Parts of the exercise:
**1.** Quote the notebook exactly, beginning at the words "with open(os.path.join(DATA_INPUT_PATH, DATA_INPUT_NAME3))" and stopping after the words "data_twitter_test = json.load(file_json)".
**2.** In the notebook, what file name is assigned to DATA_INPUT_NAME3?
**3.** Carry on writing the Python notebook from the point where it stops.

In [25]:
# Libs
import os
import numpy as np
import json
from tqdm import tqdm
from operator import itemgetter
import pandas as pd
import tensorflow as tf
from tensorflow import keras
from tensorflow.keras import layers
import warnings

In [26]:
# Reference for the classes: https://github.com/keras-team/keras-io/blob/master/examples/graph/gat_node_classification.py

In [27]:
# Some constants we are gonna use
DATA_INPUT_PATH = 'data'
DATA_INPUT_NAME2 = 'dev.json'
DATA_INPUT_NAME3 = 'train.json'
DATA_INPUT_NAME4 = 'test.json'

In [28]:
# Openning the files provided by the academic community
# https://arxiv.org/abs/2106.13088
with open(os.path.join(DATA_INPUT_PATH, DATA_INPUT_NAME2)) as file_json:
    data_twitter_dev = json.load(file_json)
with open(os.path.join(DATA_INPUT_PATH, DATA_INPUT_NAME3)) as file_json:
    data_twitter_train = json.load(file_json)
with open(os.path.join(DATA_INPUT_PATH, DATA_INPUT_NAME4)) as file_json:
    data_twitter_test = json.load(file_json)

Stored rows:
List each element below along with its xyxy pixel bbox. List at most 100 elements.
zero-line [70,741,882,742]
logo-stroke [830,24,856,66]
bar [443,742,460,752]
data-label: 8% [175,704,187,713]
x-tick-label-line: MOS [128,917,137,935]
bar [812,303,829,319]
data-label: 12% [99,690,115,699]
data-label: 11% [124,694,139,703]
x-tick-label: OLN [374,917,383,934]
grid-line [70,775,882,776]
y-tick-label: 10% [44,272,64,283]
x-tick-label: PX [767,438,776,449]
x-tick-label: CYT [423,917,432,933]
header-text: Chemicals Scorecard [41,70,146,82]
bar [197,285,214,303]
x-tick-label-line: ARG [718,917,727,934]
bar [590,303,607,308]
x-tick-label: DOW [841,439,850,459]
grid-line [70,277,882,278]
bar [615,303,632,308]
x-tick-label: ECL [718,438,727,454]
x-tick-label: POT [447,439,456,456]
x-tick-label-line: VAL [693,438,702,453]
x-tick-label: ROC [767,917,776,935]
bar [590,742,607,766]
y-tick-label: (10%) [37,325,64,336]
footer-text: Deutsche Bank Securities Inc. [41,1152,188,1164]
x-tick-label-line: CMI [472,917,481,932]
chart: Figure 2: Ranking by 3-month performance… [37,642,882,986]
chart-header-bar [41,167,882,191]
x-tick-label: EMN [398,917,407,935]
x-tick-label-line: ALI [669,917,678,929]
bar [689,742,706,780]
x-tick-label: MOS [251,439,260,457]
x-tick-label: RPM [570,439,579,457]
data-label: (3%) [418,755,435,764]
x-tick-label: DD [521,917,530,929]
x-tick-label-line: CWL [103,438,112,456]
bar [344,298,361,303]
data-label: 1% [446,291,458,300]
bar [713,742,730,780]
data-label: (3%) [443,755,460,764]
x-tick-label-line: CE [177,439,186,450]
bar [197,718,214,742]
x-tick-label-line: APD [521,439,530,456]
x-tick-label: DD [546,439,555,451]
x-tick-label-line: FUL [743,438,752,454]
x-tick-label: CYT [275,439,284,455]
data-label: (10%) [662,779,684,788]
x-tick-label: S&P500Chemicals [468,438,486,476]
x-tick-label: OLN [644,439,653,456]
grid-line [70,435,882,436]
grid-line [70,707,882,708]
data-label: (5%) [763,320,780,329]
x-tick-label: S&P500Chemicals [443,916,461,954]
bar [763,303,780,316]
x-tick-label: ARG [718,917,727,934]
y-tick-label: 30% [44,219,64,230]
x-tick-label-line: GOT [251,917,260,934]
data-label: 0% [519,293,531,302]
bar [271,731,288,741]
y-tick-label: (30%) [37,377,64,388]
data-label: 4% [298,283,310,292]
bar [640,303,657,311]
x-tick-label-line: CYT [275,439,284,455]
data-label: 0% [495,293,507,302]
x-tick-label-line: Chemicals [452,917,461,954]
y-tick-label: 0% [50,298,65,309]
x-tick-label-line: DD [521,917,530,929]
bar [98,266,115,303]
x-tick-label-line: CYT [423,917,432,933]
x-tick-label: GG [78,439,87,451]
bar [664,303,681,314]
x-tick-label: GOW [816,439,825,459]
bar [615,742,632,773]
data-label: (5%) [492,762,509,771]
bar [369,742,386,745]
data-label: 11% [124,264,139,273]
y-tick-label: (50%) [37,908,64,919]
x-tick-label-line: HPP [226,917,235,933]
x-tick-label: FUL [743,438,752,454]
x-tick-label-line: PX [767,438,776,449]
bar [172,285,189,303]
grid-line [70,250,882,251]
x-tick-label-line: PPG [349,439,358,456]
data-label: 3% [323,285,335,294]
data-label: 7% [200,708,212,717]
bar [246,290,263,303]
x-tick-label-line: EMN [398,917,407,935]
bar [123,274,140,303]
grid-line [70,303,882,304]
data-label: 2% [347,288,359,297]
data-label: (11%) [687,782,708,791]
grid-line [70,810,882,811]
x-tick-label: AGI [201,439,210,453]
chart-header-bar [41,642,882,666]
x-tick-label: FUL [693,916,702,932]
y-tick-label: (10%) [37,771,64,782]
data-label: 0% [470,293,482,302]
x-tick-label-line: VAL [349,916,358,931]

Results by task:
**1.**
with open(os.path.join(DATA_INPUT_PATH, DATA_INPUT_NAME3)) as file_json:
    data_twitter_train = json.load(file_json)
with open(os.path.join(DATA_INPUT_PATH, DATA_INPUT_NAME4)) as file_json:
    data_twitter_test = json.load(file_json)

**2.** 'train.json'

**3.**
In [29]:
# Creating the dataset from json records and fields
df_data_twitter_all = pd.DataFrame.from_records(data_twitter_train).append(pd.DataFrame.from_records(data_twitter_dev)).append(pd.DataFrame.from_records(data_twitter_test))


In [30]:
# Function to retrieve followings of each user
def retrieve_following(x):
    try:
        f = x['following']
        if f == []:
            f = [-999]
        else:
            f = f
    except:
        f = [-999]
    return f

In [31]:
# Getting the profile features for each user and the label 
df_data_twitter_all_features = pd.DataFrame.from_dict(df_data_twitter_all['profile'].tolist())
df_data_twitter_all_features['label'] =  df_data_twitter_all['label'].reset_index(drop=True)

In [32]:
df_data_twitter_all_features.to_csv('./data/user_features_all.csv')
# Retrieving neigbors for each user
df_neighbors_twitter_all = pd.DataFrame.from_dict(df_data_twitter_all['neighbor'])
df_neighbors_twitter_all['ID'] = pd.DataFrame.from_dict(df_data_twitter_all['ID'])
df_neighbors_twitter_all.dropna(inplace=True)
df_neighbors_twitter_all['neighbor'] = df_neighbors_twitter_all['neighbor'].apply(lambda x: np.array(x['following']))

In [33]:
# Creating a dataframe in wich each row has 2 columns: Source and target. Source is and ID of an user and Target 
# Is the ID of other user which is connected with the source (source follows target)
array_source_target = np.empty((1,2))
for _, user in  df_neighbors_twitter_all.iterrows():
    following = user['neighbor']
    user_ = np.array([user['ID']])
    array_user_following = np.hstack([np.broadcast_to(user_, shape=(len(following), len(user_))), following.reshape(-1,1)])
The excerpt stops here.